> [WRITTEN PROBLEM]:
For the entries below, how many lines include the word "Share"? Give the figure and nothing more.

--- START OF LISTED RECORDS ---

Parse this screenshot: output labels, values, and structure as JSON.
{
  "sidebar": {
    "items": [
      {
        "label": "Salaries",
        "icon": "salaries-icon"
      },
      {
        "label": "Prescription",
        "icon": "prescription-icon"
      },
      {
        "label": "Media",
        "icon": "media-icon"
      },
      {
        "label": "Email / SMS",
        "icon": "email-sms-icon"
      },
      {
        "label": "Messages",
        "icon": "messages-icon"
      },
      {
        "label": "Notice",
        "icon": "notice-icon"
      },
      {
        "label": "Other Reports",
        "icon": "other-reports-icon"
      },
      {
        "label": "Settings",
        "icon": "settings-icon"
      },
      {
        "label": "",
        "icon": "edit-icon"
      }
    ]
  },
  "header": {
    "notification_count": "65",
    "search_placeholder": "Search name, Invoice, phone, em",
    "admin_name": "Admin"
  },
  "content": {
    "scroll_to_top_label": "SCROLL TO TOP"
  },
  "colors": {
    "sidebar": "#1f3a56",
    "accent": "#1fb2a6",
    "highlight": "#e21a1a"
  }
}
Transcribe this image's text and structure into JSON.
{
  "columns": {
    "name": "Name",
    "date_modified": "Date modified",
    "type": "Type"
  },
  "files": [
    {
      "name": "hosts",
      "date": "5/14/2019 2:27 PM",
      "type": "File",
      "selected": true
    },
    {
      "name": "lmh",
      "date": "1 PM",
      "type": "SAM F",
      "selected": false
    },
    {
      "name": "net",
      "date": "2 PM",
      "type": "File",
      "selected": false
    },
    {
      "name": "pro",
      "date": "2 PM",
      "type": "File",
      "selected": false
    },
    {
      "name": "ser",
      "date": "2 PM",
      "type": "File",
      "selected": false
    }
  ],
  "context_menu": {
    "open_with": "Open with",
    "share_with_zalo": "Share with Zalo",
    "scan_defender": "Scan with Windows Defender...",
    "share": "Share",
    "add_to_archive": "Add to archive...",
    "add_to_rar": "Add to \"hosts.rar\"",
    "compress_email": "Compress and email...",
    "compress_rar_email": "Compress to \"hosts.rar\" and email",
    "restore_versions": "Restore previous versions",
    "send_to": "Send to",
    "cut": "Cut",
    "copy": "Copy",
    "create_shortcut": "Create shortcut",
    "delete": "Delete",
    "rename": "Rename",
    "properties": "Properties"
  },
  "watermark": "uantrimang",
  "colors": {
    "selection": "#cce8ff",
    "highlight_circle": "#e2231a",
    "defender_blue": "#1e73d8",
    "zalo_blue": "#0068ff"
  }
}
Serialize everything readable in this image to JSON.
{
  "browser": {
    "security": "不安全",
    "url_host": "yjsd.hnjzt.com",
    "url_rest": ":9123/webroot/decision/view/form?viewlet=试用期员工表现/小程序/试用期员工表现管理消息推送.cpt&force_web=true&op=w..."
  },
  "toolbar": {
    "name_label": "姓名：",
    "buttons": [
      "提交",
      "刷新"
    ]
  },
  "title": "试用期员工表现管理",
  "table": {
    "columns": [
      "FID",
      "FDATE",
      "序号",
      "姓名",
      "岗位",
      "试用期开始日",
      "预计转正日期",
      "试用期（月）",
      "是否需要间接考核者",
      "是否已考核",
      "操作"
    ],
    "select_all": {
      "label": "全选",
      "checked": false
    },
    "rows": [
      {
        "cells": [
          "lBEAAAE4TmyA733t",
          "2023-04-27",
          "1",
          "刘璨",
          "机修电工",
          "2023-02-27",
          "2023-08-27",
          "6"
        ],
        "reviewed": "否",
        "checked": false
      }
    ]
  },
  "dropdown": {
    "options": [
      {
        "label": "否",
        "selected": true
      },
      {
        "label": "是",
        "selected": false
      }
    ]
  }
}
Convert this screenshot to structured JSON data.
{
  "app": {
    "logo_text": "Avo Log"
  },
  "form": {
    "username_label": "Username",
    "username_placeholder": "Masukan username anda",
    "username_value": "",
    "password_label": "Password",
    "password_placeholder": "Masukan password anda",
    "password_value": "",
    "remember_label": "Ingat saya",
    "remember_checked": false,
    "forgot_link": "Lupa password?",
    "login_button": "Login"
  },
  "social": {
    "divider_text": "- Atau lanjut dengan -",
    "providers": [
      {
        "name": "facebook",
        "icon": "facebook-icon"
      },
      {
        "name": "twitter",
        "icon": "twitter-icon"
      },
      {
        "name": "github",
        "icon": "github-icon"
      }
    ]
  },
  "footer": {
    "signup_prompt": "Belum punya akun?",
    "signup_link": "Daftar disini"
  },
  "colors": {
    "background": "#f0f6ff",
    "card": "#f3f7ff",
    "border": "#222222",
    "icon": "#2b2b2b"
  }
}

--- END OF LISTED RECORDS ---

> [REPLY TO THE TASK]:
2